* start EXTRACTED ENTRIES *

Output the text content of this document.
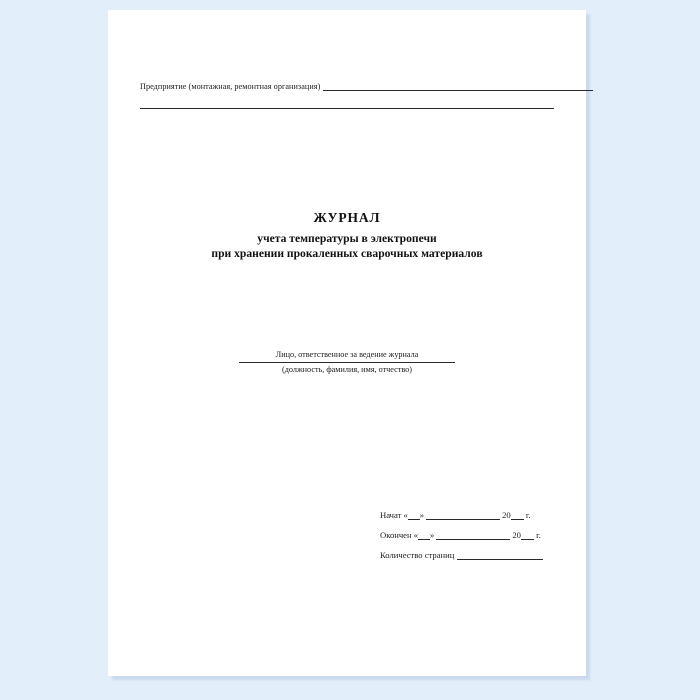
Предприятие (монтажная, ремонтная организация)
ЖУРНАЛ
учета температуры в электропечи
при хранении прокаленных сварочных материалов
Лицо, ответственное за ведение журнала
(должность, фамилия, имя, отчество)
Начат « »	20 г.
Окончен « »	20 г.
Количество страниц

* end EXTRACTED ENTRIES *

WORK INSTRUCTIONS
Repeat the lines above exactly, and keep every picture out.

TASK SOLUTION
Output the text content of this document.
Предприятие (монтажная, ремонтная организация)
ЖУРНАЛ
учета температуры в электропечи
при хранении прокаленных сварочных материалов
Лицо, ответственное за ведение журнала
(должность, фамилия, имя, отчество)
Начат « »	20 г.
Окончен « »	20 г.
Количество страниц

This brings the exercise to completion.